- _RECORDS TO USE_:
--- BEGIN ---
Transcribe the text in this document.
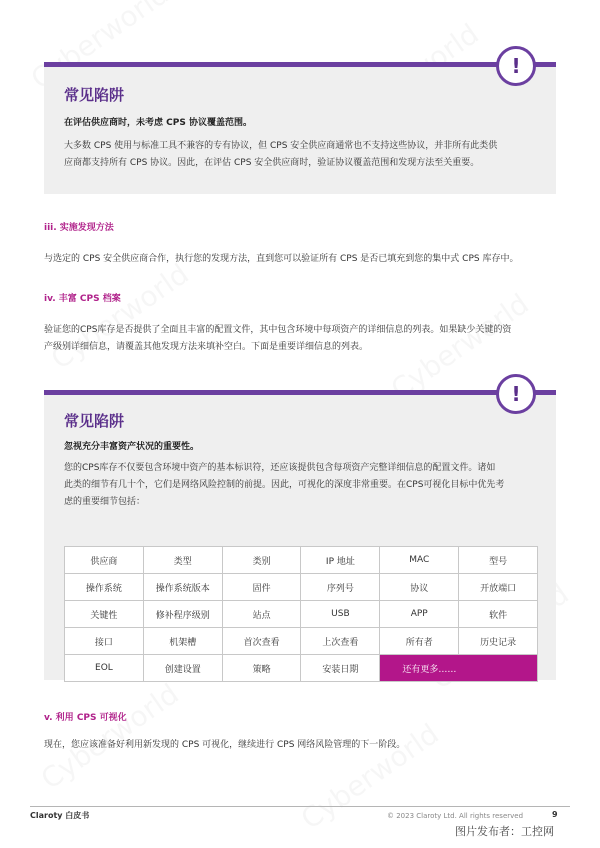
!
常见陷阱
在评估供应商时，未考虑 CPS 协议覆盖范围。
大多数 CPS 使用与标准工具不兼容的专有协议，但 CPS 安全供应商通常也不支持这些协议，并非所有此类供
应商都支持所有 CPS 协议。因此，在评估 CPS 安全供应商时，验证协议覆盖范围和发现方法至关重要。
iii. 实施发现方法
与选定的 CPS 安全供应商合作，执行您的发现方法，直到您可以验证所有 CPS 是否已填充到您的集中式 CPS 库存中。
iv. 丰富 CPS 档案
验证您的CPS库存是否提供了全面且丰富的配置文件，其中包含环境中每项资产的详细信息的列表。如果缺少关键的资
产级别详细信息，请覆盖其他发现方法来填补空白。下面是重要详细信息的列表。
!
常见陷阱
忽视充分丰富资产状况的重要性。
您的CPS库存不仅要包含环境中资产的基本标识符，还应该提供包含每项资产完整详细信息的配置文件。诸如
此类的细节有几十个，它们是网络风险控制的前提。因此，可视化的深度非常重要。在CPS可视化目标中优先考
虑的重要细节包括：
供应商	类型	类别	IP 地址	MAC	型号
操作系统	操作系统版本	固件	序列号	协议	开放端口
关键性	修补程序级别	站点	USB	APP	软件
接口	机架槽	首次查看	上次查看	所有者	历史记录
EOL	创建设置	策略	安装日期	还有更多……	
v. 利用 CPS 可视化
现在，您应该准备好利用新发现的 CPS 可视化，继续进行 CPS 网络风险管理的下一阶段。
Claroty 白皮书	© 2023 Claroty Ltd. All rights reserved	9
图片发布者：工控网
--- END ---
--- BEGIN ---
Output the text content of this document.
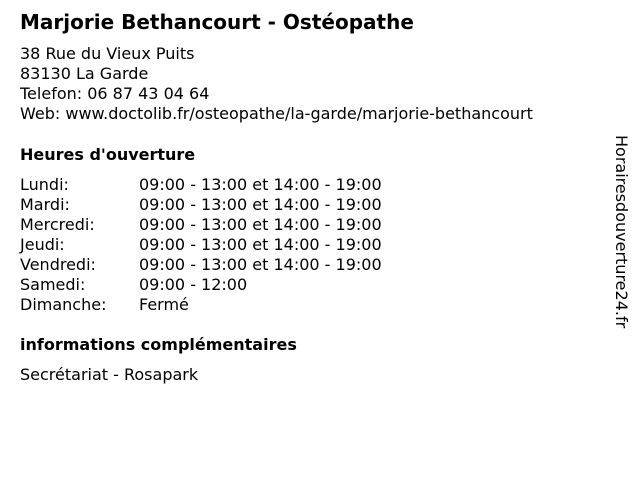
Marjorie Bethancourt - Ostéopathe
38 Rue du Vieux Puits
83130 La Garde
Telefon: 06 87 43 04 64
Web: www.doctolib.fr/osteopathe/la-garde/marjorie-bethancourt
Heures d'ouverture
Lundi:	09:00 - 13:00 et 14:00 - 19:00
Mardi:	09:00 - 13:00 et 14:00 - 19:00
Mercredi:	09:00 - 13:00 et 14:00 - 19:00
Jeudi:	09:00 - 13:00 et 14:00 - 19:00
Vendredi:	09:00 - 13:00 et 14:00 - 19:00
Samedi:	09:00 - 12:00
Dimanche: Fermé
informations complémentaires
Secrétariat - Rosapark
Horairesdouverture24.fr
--- END ---
--- BEGIN ---
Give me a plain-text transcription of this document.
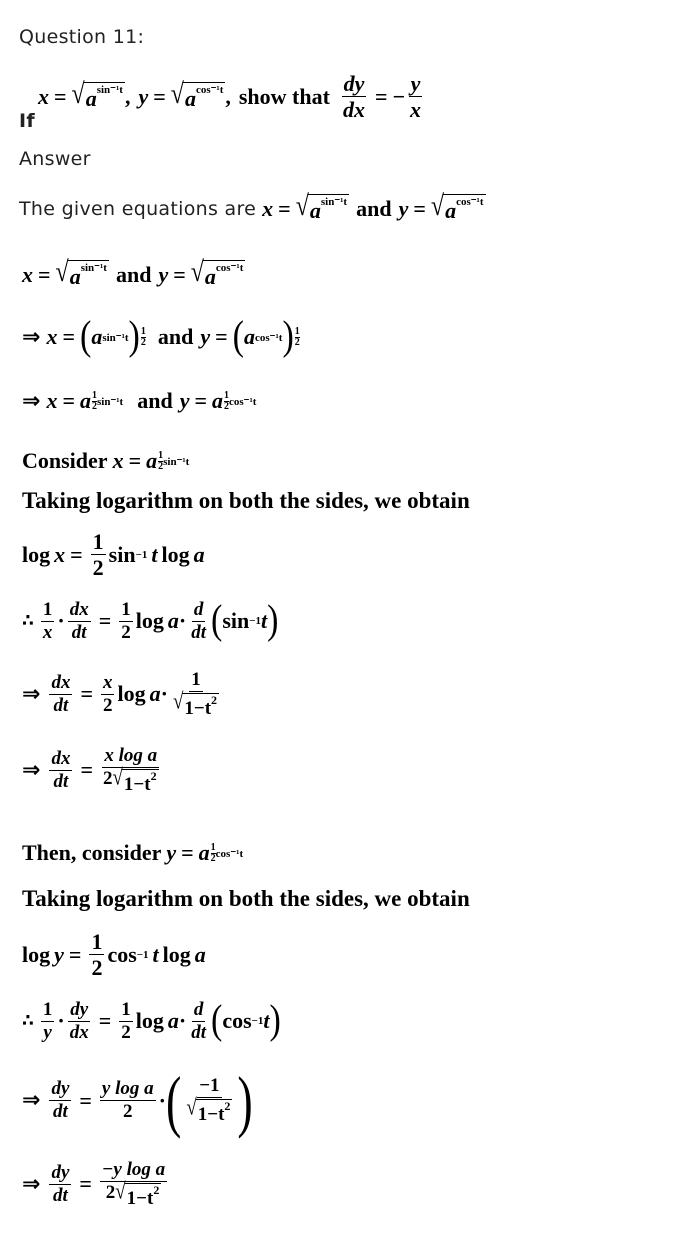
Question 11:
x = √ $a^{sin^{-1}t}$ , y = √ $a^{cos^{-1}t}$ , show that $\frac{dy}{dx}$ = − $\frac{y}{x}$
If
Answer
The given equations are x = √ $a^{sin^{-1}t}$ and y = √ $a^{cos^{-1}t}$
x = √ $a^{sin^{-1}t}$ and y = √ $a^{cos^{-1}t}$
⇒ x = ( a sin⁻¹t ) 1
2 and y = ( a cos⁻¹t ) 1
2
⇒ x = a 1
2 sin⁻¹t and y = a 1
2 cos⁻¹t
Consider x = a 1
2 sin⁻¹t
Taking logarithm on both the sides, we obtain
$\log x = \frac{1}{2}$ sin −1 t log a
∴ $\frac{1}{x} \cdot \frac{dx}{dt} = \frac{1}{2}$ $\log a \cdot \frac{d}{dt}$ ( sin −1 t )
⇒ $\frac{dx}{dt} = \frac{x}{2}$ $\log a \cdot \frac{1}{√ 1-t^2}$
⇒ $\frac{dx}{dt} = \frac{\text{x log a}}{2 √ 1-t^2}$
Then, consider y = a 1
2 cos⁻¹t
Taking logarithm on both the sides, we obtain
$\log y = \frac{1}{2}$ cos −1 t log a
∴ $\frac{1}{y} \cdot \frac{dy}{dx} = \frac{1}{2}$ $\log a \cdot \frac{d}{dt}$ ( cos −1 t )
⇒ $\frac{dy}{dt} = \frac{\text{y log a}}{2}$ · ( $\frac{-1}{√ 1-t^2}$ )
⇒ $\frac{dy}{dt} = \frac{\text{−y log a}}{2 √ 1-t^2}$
--- END ---
- _WHAT IS NEEDED_: In the records above, find the lines containing "frac" and copy them.

- _RESPONSE TO THE TASK_:
x = √ $a^{sin^{-1}t}$ , y = √ $a^{cos^{-1}t}$ , show that $\frac{dy}{dx}$ = − $\frac{y}{x}$
$\log x = \frac{1}{2}$ sin −1 t log a
∴ $\frac{1}{x} \cdot \frac{dx}{dt} = \frac{1}{2}$ $\log a \cdot \frac{d}{dt}$ ( sin −1 t )
⇒ $\frac{dx}{dt} = \frac{x}{2}$ $\log a \cdot \frac{1}{√ 1-t^2}$
⇒ $\frac{dx}{dt} = \frac{\text{x log a}}{2 √ 1-t^2}$
$\log y = \frac{1}{2}$ cos −1 t log a
∴ $\frac{1}{y} \cdot \frac{dy}{dx} = \frac{1}{2}$ $\log a \cdot \frac{d}{dt}$ ( cos −1 t )
⇒ $\frac{dy}{dt} = \frac{\text{y log a}}{2}$ · ( $\frac{-1}{√ 1-t^2}$ )
⇒ $\frac{dy}{dt} = \frac{\text{−y log a}}{2 √ 1-t^2}$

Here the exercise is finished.